→ **Written exercise**:
Filter these entries, keeping only lines that hold the word "from".

********

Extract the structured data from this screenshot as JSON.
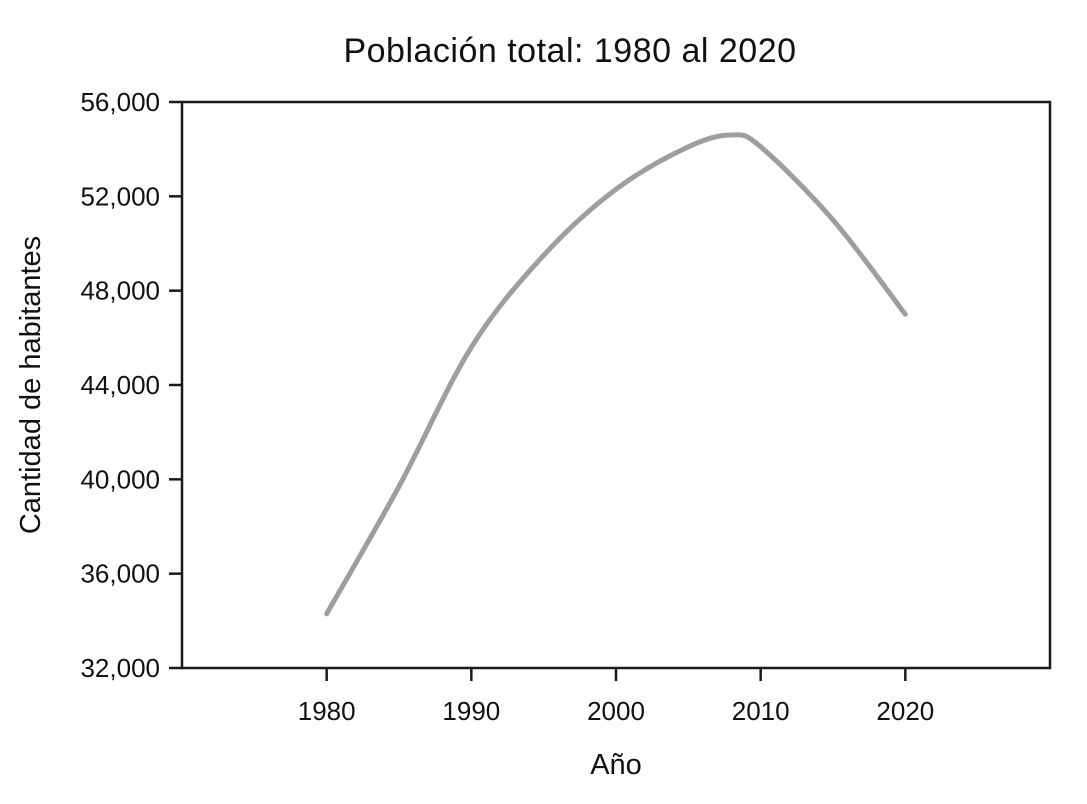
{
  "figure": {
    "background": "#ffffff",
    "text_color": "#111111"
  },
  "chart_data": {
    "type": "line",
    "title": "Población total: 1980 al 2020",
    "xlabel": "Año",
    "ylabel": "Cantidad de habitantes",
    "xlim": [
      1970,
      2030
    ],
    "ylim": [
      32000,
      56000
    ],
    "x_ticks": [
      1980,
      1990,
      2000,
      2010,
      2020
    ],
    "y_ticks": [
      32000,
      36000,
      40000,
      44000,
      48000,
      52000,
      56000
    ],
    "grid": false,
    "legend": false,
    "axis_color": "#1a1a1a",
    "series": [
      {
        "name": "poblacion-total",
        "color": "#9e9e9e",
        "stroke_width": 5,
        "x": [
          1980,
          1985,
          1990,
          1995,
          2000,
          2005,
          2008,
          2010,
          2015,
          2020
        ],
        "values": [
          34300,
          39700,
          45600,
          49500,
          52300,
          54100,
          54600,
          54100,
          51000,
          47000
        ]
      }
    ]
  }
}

********

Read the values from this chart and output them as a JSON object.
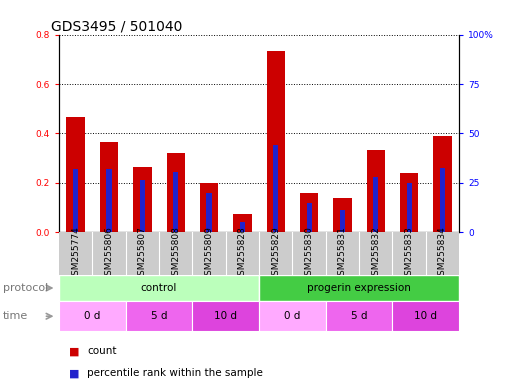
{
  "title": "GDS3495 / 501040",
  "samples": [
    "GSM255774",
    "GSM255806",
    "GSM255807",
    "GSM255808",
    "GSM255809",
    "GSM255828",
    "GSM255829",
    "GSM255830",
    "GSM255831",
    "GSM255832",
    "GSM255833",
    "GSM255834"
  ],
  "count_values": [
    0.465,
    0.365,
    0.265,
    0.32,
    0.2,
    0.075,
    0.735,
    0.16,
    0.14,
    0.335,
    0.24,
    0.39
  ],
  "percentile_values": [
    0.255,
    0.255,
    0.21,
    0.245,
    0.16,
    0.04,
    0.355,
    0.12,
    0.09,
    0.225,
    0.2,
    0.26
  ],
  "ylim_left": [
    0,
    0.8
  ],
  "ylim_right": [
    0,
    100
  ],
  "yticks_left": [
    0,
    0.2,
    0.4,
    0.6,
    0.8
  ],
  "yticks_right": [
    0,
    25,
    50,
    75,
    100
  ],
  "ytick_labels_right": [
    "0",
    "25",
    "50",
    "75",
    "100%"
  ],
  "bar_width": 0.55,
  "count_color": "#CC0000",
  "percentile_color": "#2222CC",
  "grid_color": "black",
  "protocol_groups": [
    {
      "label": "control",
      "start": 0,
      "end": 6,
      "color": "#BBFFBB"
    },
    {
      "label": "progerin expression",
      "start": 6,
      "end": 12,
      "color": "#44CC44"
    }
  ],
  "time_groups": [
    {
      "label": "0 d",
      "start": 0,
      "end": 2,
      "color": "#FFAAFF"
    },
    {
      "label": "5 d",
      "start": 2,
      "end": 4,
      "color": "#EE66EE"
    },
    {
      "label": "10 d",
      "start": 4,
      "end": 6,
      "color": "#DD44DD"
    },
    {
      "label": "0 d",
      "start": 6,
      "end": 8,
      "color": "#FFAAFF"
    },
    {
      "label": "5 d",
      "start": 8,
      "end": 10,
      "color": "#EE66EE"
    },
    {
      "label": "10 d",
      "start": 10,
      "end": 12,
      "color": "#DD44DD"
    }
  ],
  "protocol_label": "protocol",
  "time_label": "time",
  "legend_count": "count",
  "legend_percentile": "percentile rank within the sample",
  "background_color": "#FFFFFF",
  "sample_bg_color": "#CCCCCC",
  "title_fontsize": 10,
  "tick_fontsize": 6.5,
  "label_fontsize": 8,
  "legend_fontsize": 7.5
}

********

→ **Written solution**:
Extract the structured data from this screenshot as JSON.
Read the values from this chart and output them as a JSON object.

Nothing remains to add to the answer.